▶ **Figure data in JSON**
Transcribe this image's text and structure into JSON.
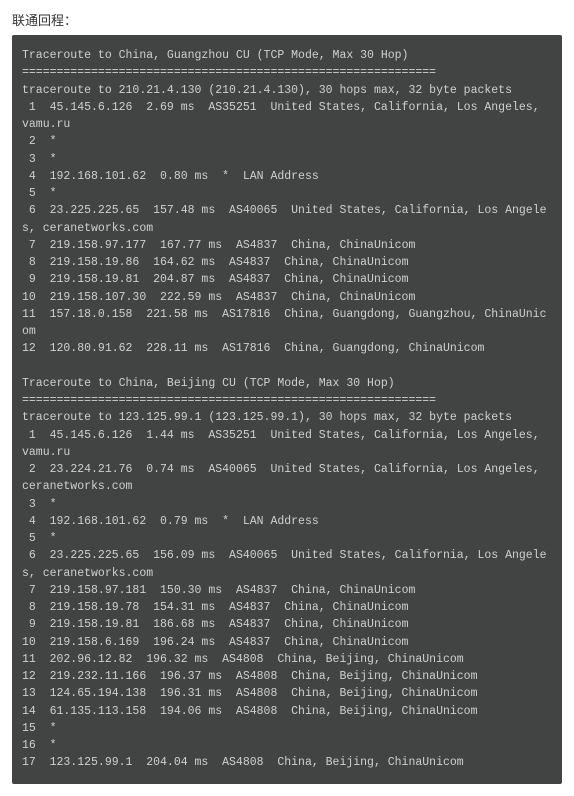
{
  "header": {
    "title": "联通回程："
  },
  "terminal": {
    "background_color": "#424444",
    "text_color": "#cfcfcf",
    "font_family": "Consolas, Courier New, monospace",
    "font_size": 11.5,
    "traces": [
      {
        "title": "Traceroute to China, Guangzhou CU (TCP Mode, Max 30 Hop)",
        "divider": "============================================================",
        "summary": "traceroute to 210.21.4.130 (210.21.4.130), 30 hops max, 32 byte packets",
        "hops": [
          " 1  45.145.6.126  2.69 ms  AS35251  United States, California, Los Angeles, vamu.ru",
          " 2  *",
          " 3  *",
          " 4  192.168.101.62  0.80 ms  *  LAN Address",
          " 5  *",
          " 6  23.225.225.65  157.48 ms  AS40065  United States, California, Los Angeles, ceranetworks.com",
          " 7  219.158.97.177  167.77 ms  AS4837  China, ChinaUnicom",
          " 8  219.158.19.86  164.62 ms  AS4837  China, ChinaUnicom",
          " 9  219.158.19.81  204.87 ms  AS4837  China, ChinaUnicom",
          "10  219.158.107.30  222.59 ms  AS4837  China, ChinaUnicom",
          "11  157.18.0.158  221.58 ms  AS17816  China, Guangdong, Guangzhou, ChinaUnicom",
          "12  120.80.91.62  228.11 ms  AS17816  China, Guangdong, ChinaUnicom"
        ]
      },
      {
        "title": "Traceroute to China, Beijing CU (TCP Mode, Max 30 Hop)",
        "divider": "============================================================",
        "summary": "traceroute to 123.125.99.1 (123.125.99.1), 30 hops max, 32 byte packets",
        "hops": [
          " 1  45.145.6.126  1.44 ms  AS35251  United States, California, Los Angeles, vamu.ru",
          " 2  23.224.21.76  0.74 ms  AS40065  United States, California, Los Angeles, ceranetworks.com",
          " 3  *",
          " 4  192.168.101.62  0.79 ms  *  LAN Address",
          " 5  *",
          " 6  23.225.225.65  156.09 ms  AS40065  United States, California, Los Angeles, ceranetworks.com",
          " 7  219.158.97.181  150.30 ms  AS4837  China, ChinaUnicom",
          " 8  219.158.19.78  154.31 ms  AS4837  China, ChinaUnicom",
          " 9  219.158.19.81  186.68 ms  AS4837  China, ChinaUnicom",
          "10  219.158.6.169  196.24 ms  AS4837  China, ChinaUnicom",
          "11  202.96.12.82  196.32 ms  AS4808  China, Beijing, ChinaUnicom",
          "12  219.232.11.166  196.37 ms  AS4808  China, Beijing, ChinaUnicom",
          "13  124.65.194.138  196.31 ms  AS4808  China, Beijing, ChinaUnicom",
          "14  61.135.113.158  194.06 ms  AS4808  China, Beijing, ChinaUnicom",
          "15  *",
          "16  *",
          "17  123.125.99.1  204.04 ms  AS4808  China, Beijing, ChinaUnicom"
        ]
      }
    ]
  }
}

▶ **DESCRIPTION OF THE TASK**
Identify lines with the string "packets". Copy each one.

▶ **SOLUTION TO THIS TASK**
        "summary": "traceroute to 210.21.4.130 (210.21.4.130), 30 hops max, 32 byte packets",
        "summary": "traceroute to 123.125.99.1 (123.125.99.1), 30 hops max, 32 byte packets",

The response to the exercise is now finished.